(Stored rows)
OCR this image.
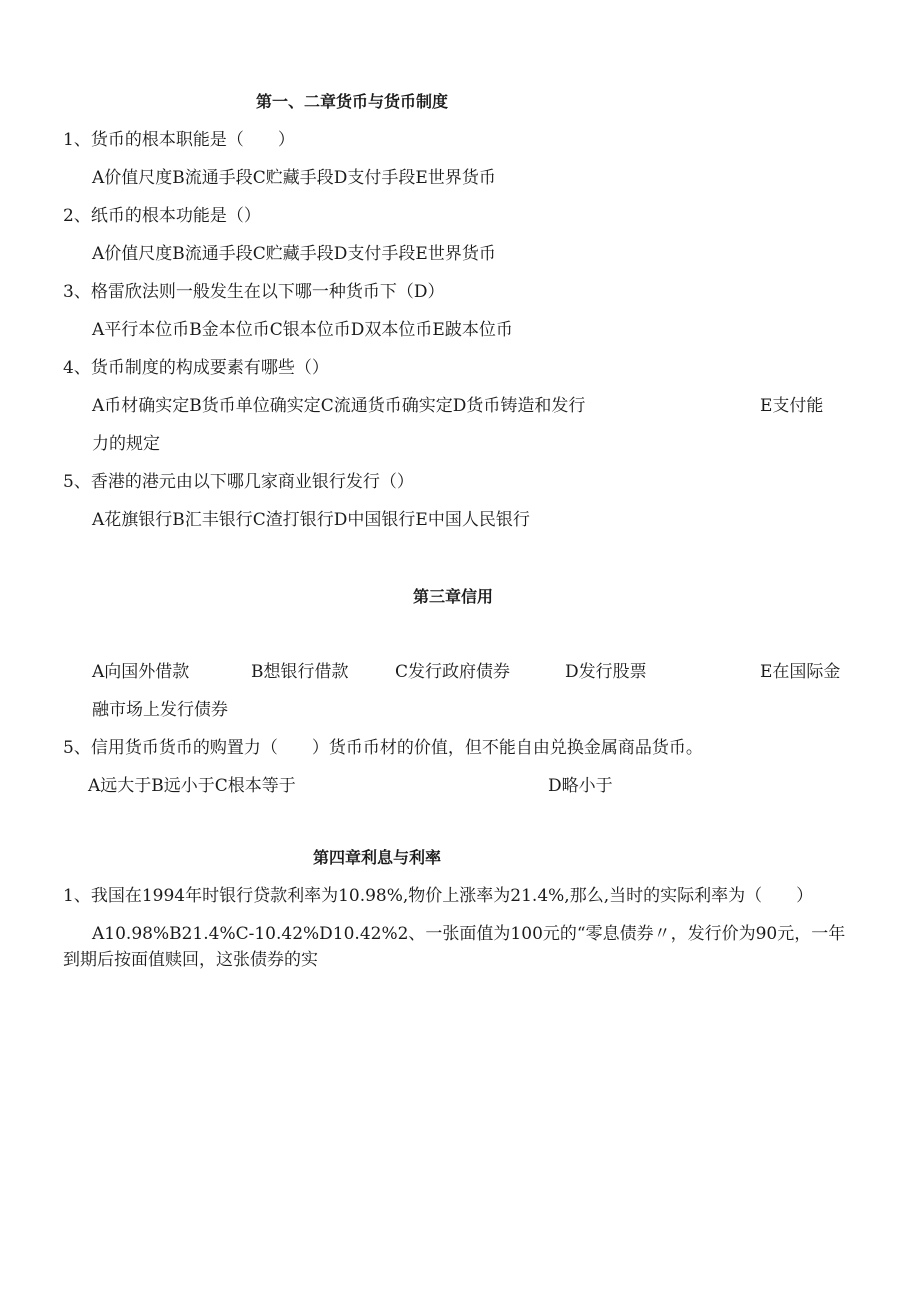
第一、二章货币与货币制度
1、货币的根本职能是（　　）
A价值尺度B流通手段C贮藏手段D支付手段E世界货币
2、纸币的根本功能是（）
A价值尺度B流通手段C贮藏手段D支付手段E世界货币
3、格雷欣法则一般发生在以下哪一种货币下（D）
A平行本位币B金本位币C银本位币D双本位币E跛本位币
4、货币制度的构成要素有哪些（）
A币材确实定B货币单位确实定C流通货币确实定D货币铸造和发行	E支付能
力的规定
5、香港的港元由以下哪几家商业银行发行（）
A花旗银行B汇丰银行C渣打银行D中国银行E中国人民银行
第三章信用
A向国外借款	B想银行借款	C发行政府债券	D发行股票	E在国际金
融市场上发行债券
5、信用货币货币的购置力（　　）货币币材的价值，但不能自由兑换金属商品货币。
A远大于B远小于C根本等于	D略小于
第四章利息与利率
1、我国在1994年时银行贷款利率为10.98%,物价上涨率为21.4%,那么,当时的实际利率为（　　）
A10.98%B21.4%C-10.42%D10.42%2、一张面值为100元的“零息债券〃，发行价为90元，一年到期后按面值赎回，这张债券的实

(Given exercise)
Return all of the data exactly as written, and drop the pictures.

(Result of the exercise)
OCR this image.
第一、二章货币与货币制度
1、货币的根本职能是（　　）
A价值尺度B流通手段C贮藏手段D支付手段E世界货币
2、纸币的根本功能是（）
A价值尺度B流通手段C贮藏手段D支付手段E世界货币
3、格雷欣法则一般发生在以下哪一种货币下（D）
A平行本位币B金本位币C银本位币D双本位币E跛本位币
4、货币制度的构成要素有哪些（）
A币材确实定B货币单位确实定C流通货币确实定D货币铸造和发行	E支付能
力的规定
5、香港的港元由以下哪几家商业银行发行（）
A花旗银行B汇丰银行C渣打银行D中国银行E中国人民银行
第三章信用
A向国外借款	B想银行借款	C发行政府债券	D发行股票	E在国际金
融市场上发行债券
5、信用货币货币的购置力（　　）货币币材的价值，但不能自由兑换金属商品货币。
A远大于B远小于C根本等于	D略小于
第四章利息与利率
1、我国在1994年时银行贷款利率为10.98%,物价上涨率为21.4%,那么,当时的实际利率为（　　）
A10.98%B21.4%C-10.42%D10.42%2、一张面值为100元的“零息债券〃，发行价为90元，一年到期后按面值赎回，这张债券的实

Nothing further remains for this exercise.